**WHAT THE TASK REQUIRES**
Locate every line in the records below that holds the word "name" and return each one.

Excerpt from a dataset
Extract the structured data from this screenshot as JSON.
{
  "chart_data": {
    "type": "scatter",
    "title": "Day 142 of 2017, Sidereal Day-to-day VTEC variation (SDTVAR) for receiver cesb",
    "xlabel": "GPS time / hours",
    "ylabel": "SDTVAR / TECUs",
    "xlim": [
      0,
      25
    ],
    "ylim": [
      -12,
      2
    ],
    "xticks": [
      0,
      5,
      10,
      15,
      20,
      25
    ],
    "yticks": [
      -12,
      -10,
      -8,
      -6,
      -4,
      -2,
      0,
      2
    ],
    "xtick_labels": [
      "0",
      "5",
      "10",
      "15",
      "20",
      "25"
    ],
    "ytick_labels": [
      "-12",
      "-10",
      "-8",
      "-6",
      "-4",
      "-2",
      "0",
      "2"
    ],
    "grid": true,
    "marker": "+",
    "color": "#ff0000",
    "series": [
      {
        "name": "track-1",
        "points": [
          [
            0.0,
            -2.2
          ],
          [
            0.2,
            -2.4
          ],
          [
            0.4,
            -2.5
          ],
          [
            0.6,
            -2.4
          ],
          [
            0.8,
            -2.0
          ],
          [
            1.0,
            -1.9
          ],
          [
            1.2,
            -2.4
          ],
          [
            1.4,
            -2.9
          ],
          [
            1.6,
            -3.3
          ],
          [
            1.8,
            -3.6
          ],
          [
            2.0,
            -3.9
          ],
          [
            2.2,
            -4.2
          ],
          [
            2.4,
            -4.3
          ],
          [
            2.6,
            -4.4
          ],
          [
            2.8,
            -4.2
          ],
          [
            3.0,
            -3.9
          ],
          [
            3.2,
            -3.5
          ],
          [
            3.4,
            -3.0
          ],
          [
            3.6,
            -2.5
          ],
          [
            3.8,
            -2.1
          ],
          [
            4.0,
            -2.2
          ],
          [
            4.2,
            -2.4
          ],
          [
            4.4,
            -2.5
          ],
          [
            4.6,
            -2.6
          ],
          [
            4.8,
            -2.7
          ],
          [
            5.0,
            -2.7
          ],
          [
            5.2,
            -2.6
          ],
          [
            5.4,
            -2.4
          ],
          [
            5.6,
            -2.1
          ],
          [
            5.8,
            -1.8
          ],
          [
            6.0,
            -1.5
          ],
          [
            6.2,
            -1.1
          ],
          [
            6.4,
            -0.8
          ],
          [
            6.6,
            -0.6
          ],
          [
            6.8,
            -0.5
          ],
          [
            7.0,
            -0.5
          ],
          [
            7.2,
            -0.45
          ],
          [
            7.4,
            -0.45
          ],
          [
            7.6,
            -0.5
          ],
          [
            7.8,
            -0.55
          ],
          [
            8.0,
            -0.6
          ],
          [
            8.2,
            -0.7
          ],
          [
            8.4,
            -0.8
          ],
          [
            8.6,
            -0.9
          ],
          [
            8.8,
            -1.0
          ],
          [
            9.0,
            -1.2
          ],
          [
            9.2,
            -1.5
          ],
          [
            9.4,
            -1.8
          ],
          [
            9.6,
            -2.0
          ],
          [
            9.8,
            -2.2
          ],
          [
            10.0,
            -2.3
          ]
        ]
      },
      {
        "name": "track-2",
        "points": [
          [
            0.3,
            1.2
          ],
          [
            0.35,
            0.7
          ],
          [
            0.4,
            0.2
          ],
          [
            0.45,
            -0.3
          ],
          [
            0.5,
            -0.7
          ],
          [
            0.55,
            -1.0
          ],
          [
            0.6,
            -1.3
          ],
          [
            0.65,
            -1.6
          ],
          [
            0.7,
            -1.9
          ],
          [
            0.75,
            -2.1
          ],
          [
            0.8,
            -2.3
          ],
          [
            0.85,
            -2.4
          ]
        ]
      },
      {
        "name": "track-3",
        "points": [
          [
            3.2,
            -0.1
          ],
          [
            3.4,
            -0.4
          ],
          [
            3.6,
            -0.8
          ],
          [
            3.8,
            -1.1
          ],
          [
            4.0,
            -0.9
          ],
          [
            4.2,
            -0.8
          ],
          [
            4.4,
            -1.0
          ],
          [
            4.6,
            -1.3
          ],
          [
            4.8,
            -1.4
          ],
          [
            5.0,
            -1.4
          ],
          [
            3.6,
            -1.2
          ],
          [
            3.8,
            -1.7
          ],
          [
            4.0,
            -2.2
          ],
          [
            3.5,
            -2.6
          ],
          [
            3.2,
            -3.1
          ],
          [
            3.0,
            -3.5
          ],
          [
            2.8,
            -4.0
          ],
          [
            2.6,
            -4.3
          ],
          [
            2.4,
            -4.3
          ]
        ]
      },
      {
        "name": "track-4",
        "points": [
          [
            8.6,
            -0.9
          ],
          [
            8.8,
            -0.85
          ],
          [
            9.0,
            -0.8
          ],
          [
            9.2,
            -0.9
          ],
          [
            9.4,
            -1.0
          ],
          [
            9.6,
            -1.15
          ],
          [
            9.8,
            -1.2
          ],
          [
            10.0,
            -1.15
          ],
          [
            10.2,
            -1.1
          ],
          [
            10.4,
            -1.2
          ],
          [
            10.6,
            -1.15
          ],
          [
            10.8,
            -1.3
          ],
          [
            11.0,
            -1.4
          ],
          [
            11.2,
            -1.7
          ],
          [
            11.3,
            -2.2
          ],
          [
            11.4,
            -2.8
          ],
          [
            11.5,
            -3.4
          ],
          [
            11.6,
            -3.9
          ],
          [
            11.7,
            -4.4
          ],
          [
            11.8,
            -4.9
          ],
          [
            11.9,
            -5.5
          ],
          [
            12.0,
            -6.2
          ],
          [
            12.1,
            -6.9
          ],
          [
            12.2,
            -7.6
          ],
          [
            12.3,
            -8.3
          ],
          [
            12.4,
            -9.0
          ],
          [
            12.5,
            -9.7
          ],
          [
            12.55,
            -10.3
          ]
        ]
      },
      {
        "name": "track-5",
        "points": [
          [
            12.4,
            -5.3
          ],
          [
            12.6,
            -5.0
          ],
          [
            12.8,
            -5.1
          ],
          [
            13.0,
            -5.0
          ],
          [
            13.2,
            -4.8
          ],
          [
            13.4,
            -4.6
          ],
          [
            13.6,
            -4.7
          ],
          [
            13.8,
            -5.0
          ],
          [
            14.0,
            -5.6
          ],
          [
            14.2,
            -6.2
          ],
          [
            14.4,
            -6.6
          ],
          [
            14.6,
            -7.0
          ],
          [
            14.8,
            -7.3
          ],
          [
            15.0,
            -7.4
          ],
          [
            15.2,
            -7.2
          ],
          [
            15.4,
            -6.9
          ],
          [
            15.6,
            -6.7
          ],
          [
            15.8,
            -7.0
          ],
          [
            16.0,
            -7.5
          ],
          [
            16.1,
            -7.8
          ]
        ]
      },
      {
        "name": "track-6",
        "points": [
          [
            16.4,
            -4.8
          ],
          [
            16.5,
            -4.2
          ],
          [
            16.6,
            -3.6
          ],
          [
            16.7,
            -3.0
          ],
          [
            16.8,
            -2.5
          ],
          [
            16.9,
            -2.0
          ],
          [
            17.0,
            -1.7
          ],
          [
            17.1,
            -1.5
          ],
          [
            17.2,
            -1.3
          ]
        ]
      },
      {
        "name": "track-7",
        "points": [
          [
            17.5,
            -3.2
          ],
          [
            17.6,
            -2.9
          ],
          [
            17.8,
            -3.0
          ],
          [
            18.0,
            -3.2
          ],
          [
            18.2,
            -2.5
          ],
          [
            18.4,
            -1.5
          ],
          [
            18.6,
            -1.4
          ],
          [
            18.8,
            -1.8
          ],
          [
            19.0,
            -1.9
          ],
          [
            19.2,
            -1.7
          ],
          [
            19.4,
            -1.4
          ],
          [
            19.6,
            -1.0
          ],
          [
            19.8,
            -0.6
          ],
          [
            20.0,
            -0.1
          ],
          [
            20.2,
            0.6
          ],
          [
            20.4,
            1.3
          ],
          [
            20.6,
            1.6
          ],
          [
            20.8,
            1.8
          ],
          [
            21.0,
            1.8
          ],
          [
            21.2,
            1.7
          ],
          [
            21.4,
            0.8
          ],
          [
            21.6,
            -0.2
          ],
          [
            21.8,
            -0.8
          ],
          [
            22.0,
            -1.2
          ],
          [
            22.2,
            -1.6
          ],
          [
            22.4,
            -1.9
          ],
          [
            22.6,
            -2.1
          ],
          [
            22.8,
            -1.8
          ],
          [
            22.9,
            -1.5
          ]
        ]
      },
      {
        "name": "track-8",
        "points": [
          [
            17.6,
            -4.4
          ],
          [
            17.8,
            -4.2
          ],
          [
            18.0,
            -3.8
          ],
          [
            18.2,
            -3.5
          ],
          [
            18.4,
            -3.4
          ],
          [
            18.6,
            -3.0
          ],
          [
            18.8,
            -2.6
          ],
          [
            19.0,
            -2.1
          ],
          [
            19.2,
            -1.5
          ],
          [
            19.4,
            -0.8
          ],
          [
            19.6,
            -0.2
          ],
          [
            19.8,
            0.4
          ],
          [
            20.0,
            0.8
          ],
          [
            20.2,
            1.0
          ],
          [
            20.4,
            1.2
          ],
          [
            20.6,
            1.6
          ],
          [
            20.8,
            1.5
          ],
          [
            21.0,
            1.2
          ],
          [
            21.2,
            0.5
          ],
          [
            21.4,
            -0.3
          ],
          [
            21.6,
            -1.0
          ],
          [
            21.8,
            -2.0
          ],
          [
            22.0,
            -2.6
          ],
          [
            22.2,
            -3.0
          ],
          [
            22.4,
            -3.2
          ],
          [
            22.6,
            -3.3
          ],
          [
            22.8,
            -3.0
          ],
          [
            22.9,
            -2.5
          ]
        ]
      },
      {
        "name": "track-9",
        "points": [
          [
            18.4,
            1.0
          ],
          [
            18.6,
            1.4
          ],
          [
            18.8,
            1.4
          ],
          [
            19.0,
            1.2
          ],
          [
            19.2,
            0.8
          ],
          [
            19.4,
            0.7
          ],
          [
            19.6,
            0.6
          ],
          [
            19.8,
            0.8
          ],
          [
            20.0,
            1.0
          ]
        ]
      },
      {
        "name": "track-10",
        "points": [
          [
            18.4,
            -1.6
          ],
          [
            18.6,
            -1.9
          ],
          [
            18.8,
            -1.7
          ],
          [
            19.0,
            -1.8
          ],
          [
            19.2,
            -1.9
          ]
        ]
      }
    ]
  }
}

**TASK SOLUTION**
        "name": "track-1",
        "name": "track-2",
        "name": "track-3",
        "name": "track-4",
        "name": "track-5",
        "name": "track-6",
        "name": "track-7",
        "name": "track-8",
        "name": "track-9",
        "name": "track-10",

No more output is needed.